** Objective **
Note how many lines include the word "title", and give that number by itself.

** Material for this task **
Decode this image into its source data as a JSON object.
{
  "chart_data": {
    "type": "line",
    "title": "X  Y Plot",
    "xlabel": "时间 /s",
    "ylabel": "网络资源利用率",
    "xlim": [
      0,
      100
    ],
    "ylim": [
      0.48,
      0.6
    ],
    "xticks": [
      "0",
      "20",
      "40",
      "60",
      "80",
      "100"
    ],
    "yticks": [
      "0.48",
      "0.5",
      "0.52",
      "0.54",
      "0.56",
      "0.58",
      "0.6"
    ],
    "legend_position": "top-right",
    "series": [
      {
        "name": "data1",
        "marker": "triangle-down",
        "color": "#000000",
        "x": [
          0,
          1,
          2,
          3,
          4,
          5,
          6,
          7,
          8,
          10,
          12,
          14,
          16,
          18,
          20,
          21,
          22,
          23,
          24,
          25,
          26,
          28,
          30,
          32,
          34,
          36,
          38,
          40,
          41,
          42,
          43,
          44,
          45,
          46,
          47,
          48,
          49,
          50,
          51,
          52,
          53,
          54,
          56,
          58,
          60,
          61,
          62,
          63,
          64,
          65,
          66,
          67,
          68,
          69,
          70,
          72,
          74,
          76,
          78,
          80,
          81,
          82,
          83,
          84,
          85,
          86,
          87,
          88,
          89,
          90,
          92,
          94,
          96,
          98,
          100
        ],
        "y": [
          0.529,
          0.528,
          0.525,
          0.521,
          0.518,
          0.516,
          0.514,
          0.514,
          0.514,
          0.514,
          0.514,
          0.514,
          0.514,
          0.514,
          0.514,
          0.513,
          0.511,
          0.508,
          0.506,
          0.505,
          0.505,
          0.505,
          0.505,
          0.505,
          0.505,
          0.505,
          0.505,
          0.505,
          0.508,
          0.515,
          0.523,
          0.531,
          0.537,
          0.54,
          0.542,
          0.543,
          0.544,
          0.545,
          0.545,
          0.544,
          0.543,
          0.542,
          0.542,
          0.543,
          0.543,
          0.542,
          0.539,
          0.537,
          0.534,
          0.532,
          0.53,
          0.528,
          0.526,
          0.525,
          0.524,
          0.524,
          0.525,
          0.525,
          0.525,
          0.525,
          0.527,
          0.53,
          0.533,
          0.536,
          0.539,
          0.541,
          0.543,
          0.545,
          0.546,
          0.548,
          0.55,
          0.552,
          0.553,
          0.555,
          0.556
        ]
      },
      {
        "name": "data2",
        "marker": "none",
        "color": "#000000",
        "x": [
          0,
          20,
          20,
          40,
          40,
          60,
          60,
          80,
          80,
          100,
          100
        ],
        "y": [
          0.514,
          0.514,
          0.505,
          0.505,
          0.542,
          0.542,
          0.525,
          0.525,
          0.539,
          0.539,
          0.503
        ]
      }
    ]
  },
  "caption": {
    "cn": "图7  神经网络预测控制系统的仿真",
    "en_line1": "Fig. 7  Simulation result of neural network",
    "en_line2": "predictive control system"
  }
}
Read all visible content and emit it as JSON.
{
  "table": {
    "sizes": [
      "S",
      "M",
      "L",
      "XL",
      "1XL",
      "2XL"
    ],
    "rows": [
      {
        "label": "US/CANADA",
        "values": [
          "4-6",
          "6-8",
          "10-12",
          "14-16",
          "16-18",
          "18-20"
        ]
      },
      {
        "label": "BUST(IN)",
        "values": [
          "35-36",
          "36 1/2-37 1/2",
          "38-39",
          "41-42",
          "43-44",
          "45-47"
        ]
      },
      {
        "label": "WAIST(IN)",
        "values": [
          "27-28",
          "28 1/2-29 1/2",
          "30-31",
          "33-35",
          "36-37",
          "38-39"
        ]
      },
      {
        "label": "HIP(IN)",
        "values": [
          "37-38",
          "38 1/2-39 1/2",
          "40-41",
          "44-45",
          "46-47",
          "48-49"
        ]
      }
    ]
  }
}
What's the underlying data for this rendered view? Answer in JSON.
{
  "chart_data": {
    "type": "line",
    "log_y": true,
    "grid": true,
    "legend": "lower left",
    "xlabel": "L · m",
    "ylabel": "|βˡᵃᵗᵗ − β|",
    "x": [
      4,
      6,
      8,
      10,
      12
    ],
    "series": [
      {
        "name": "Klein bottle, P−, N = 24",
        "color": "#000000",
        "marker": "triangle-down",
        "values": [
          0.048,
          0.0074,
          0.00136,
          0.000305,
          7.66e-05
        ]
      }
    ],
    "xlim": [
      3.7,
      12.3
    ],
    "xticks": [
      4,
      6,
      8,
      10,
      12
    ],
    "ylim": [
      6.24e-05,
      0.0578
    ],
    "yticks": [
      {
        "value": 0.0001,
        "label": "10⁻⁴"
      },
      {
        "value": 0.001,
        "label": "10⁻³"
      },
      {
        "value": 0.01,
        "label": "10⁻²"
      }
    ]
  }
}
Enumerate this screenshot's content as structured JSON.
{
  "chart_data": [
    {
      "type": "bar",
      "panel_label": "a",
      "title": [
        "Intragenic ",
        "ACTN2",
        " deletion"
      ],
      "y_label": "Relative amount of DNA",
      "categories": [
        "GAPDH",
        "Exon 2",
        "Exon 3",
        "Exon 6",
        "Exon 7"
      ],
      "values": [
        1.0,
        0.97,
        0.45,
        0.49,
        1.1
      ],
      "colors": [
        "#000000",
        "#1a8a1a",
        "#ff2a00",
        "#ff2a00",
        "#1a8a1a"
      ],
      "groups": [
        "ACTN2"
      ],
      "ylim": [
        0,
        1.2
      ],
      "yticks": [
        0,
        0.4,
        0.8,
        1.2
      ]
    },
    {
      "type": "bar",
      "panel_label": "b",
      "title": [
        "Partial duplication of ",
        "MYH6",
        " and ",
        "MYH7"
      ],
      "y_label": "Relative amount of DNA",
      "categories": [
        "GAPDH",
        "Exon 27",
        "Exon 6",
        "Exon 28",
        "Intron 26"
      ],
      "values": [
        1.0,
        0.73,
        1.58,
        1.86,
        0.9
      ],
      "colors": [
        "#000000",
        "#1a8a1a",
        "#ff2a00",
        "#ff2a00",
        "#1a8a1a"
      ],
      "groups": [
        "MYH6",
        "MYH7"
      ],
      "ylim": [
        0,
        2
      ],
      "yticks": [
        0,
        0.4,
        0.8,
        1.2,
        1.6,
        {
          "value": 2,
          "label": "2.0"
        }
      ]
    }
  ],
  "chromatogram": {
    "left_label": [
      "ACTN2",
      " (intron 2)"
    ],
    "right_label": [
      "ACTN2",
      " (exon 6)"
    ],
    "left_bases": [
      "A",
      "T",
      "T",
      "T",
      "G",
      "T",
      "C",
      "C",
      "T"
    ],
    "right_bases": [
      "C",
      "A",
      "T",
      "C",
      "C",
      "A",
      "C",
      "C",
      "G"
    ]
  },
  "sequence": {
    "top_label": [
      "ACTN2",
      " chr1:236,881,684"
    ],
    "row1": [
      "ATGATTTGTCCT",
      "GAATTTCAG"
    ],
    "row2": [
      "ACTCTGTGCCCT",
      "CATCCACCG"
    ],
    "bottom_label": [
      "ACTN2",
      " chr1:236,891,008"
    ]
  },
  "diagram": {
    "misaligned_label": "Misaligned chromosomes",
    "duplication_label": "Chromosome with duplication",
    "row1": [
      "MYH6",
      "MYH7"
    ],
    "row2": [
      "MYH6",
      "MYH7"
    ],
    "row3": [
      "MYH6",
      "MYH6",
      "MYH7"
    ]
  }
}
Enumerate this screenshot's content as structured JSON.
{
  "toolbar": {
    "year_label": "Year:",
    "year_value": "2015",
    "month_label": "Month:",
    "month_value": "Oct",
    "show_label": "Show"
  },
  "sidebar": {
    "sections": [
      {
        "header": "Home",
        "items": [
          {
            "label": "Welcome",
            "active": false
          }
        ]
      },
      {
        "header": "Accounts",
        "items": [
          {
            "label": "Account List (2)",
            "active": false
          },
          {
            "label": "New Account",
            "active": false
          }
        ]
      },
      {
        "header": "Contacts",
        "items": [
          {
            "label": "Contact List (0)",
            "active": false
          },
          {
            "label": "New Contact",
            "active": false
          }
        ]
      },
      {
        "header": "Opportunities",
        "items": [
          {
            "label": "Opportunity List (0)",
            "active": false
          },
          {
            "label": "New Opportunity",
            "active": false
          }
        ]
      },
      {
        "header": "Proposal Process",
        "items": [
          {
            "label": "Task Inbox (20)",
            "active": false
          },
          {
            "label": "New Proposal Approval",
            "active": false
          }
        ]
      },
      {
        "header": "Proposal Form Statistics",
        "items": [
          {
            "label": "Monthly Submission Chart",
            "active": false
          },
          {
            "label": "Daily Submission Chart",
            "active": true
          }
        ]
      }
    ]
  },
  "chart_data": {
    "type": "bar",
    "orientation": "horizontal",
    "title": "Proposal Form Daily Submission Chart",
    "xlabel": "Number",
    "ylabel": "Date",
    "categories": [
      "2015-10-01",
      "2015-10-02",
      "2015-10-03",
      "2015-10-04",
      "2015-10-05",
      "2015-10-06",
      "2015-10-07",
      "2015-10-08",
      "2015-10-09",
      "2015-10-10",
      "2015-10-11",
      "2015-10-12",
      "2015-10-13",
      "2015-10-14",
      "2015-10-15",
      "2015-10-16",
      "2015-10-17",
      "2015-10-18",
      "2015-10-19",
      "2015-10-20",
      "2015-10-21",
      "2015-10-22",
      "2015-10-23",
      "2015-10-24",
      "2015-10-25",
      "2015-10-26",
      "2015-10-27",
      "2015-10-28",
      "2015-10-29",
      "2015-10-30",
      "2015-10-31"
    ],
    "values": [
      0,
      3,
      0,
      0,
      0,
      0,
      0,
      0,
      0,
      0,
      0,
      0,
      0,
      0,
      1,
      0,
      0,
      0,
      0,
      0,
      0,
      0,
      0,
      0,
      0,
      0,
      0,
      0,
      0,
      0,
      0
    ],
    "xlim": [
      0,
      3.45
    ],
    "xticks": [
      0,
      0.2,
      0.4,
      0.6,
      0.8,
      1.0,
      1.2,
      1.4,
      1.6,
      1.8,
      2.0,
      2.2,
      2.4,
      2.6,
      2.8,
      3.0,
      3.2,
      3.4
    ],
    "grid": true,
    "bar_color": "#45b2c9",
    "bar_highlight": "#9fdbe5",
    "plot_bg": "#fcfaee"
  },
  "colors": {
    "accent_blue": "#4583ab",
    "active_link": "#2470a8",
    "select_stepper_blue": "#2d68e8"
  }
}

** Expected output **
4